> **What you are asked to do**: Reproduce the material below word for word, every line of it, but leave out the pictures.

___

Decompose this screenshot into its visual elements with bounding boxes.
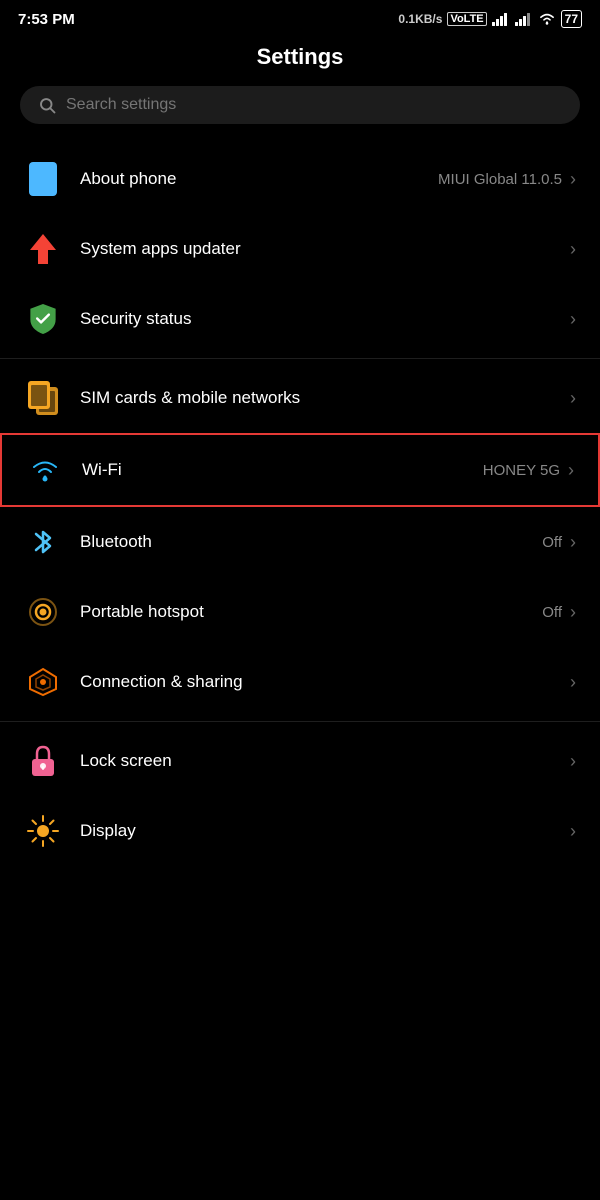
sim-cards-label: SIM cards & mobile networks bbox=[80, 388, 570, 408]
search-icon bbox=[38, 96, 56, 114]
chevron-icon: › bbox=[568, 460, 574, 481]
wifi-status-icon bbox=[538, 12, 556, 26]
display-icon bbox=[24, 812, 62, 850]
wifi-label: Wi-Fi bbox=[82, 460, 483, 480]
divider-1 bbox=[0, 358, 600, 359]
search-input[interactable] bbox=[66, 96, 562, 114]
chevron-icon: › bbox=[570, 602, 576, 623]
wifi-item[interactable]: Wi-Fi HONEY 5G › bbox=[0, 433, 600, 507]
bluetooth-value: Off bbox=[542, 534, 562, 551]
status-icons: 0.1KB/s VoLTE 77 bbox=[398, 10, 582, 28]
lock-screen-label: Lock screen bbox=[80, 751, 570, 771]
security-status-label: Security status bbox=[80, 309, 570, 329]
chevron-icon: › bbox=[570, 532, 576, 553]
connection-sharing-item[interactable]: Connection & sharing › bbox=[0, 647, 600, 717]
hotspot-value: Off bbox=[542, 604, 562, 621]
about-phone-value: MIUI Global 11.0.5 bbox=[438, 171, 562, 188]
shield-icon bbox=[24, 300, 62, 338]
network-speed: 0.1KB/s bbox=[398, 12, 442, 26]
connection-sharing-label: Connection & sharing bbox=[80, 672, 570, 692]
chevron-icon: › bbox=[570, 239, 576, 260]
volte-badge: VoLTE bbox=[447, 12, 486, 26]
wifi-value: HONEY 5G bbox=[483, 462, 560, 479]
wifi-icon bbox=[26, 451, 64, 489]
chevron-icon: › bbox=[570, 309, 576, 330]
battery-indicator: 77 bbox=[561, 10, 582, 28]
hotspot-label: Portable hotspot bbox=[80, 602, 542, 622]
page-title: Settings bbox=[0, 34, 600, 86]
sim-icon bbox=[24, 379, 62, 417]
display-item[interactable]: Display › bbox=[0, 796, 600, 866]
chevron-icon: › bbox=[570, 388, 576, 409]
chevron-icon: › bbox=[570, 751, 576, 772]
chevron-icon: › bbox=[570, 672, 576, 693]
status-time: 7:53 PM bbox=[18, 11, 75, 28]
connection-icon bbox=[24, 663, 62, 701]
about-phone-item[interactable]: About phone MIUI Global 11.0.5 › bbox=[0, 144, 600, 214]
lock-screen-item[interactable]: Lock screen › bbox=[0, 726, 600, 796]
system-apps-item[interactable]: System apps updater › bbox=[0, 214, 600, 284]
bluetooth-icon bbox=[24, 523, 62, 561]
display-label: Display bbox=[80, 821, 570, 841]
signal2-icon bbox=[515, 12, 533, 26]
bluetooth-label: Bluetooth bbox=[80, 532, 542, 552]
hotspot-item[interactable]: Portable hotspot Off › bbox=[0, 577, 600, 647]
system-apps-label: System apps updater bbox=[80, 239, 570, 259]
status-bar: 7:53 PM 0.1KB/s VoLTE 77 bbox=[0, 0, 600, 34]
hotspot-icon bbox=[24, 593, 62, 631]
security-status-item[interactable]: Security status › bbox=[0, 284, 600, 354]
about-phone-label: About phone bbox=[80, 169, 438, 189]
divider-2 bbox=[0, 721, 600, 722]
phone-icon bbox=[24, 160, 62, 198]
lock-icon bbox=[24, 742, 62, 780]
sim-cards-item[interactable]: SIM cards & mobile networks › bbox=[0, 363, 600, 433]
chevron-icon: › bbox=[570, 169, 576, 190]
bluetooth-item[interactable]: Bluetooth Off › bbox=[0, 507, 600, 577]
signal-icon bbox=[492, 12, 510, 26]
chevron-icon: › bbox=[570, 821, 576, 842]
search-bar[interactable] bbox=[20, 86, 580, 124]
update-icon bbox=[24, 230, 62, 268]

___

> **Complete response**:
Decompose this screenshot into its visual elements with bounding boxes.
sim-cards-label: SIM cards & mobile networks bbox=[80, 388, 570, 408]
search-icon bbox=[38, 96, 56, 114]
chevron-icon: › bbox=[568, 460, 574, 481]
wifi-status-icon bbox=[538, 12, 556, 26]
display-icon bbox=[24, 812, 62, 850]
wifi-label: Wi-Fi bbox=[82, 460, 483, 480]
divider-1 bbox=[0, 358, 600, 359]
search-input[interactable] bbox=[66, 96, 562, 114]
chevron-icon: › bbox=[570, 602, 576, 623]
wifi-item[interactable]: Wi-Fi HONEY 5G › bbox=[0, 433, 600, 507]
bluetooth-value: Off bbox=[542, 534, 562, 551]
status-icons: 0.1KB/s VoLTE 77 bbox=[398, 10, 582, 28]
lock-screen-label: Lock screen bbox=[80, 751, 570, 771]
security-status-label: Security status bbox=[80, 309, 570, 329]
chevron-icon: › bbox=[570, 532, 576, 553]
connection-sharing-item[interactable]: Connection & sharing › bbox=[0, 647, 600, 717]
hotspot-value: Off bbox=[542, 604, 562, 621]
about-phone-value: MIUI Global 11.0.5 bbox=[438, 171, 562, 188]
shield-icon bbox=[24, 300, 62, 338]
network-speed: 0.1KB/s bbox=[398, 12, 442, 26]
connection-sharing-label: Connection & sharing bbox=[80, 672, 570, 692]
chevron-icon: › bbox=[570, 239, 576, 260]
volte-badge: VoLTE bbox=[447, 12, 486, 26]
wifi-value: HONEY 5G bbox=[483, 462, 560, 479]
wifi-icon bbox=[26, 451, 64, 489]
chevron-icon: › bbox=[570, 309, 576, 330]
battery-indicator: 77 bbox=[561, 10, 582, 28]
hotspot-label: Portable hotspot bbox=[80, 602, 542, 622]
page-title: Settings bbox=[0, 34, 600, 86]
sim-icon bbox=[24, 379, 62, 417]
display-item[interactable]: Display › bbox=[0, 796, 600, 866]
chevron-icon: › bbox=[570, 388, 576, 409]
chevron-icon: › bbox=[570, 751, 576, 772]
chevron-icon: › bbox=[570, 672, 576, 693]
status-time: 7:53 PM bbox=[18, 11, 75, 28]
connection-icon bbox=[24, 663, 62, 701]
about-phone-item[interactable]: About phone MIUI Global 11.0.5 › bbox=[0, 144, 600, 214]
lock-screen-item[interactable]: Lock screen › bbox=[0, 726, 600, 796]
system-apps-item[interactable]: System apps updater › bbox=[0, 214, 600, 284]
bluetooth-icon bbox=[24, 523, 62, 561]
display-label: Display bbox=[80, 821, 570, 841]
signal2-icon bbox=[515, 12, 533, 26]
bluetooth-label: Bluetooth bbox=[80, 532, 542, 552]
hotspot-item[interactable]: Portable hotspot Off › bbox=[0, 577, 600, 647]
system-apps-label: System apps updater bbox=[80, 239, 570, 259]
status-bar: 7:53 PM 0.1KB/s VoLTE 77 bbox=[0, 0, 600, 34]
hotspot-icon bbox=[24, 593, 62, 631]
security-status-item[interactable]: Security status › bbox=[0, 284, 600, 354]
about-phone-label: About phone bbox=[80, 169, 438, 189]
divider-2 bbox=[0, 721, 600, 722]
phone-icon bbox=[24, 160, 62, 198]
lock-icon bbox=[24, 742, 62, 780]
sim-cards-item[interactable]: SIM cards & mobile networks › bbox=[0, 363, 600, 433]
chevron-icon: › bbox=[570, 169, 576, 190]
bluetooth-item[interactable]: Bluetooth Off › bbox=[0, 507, 600, 577]
signal-icon bbox=[492, 12, 510, 26]
chevron-icon: › bbox=[570, 821, 576, 842]
search-bar[interactable] bbox=[20, 86, 580, 124]
update-icon bbox=[24, 230, 62, 268]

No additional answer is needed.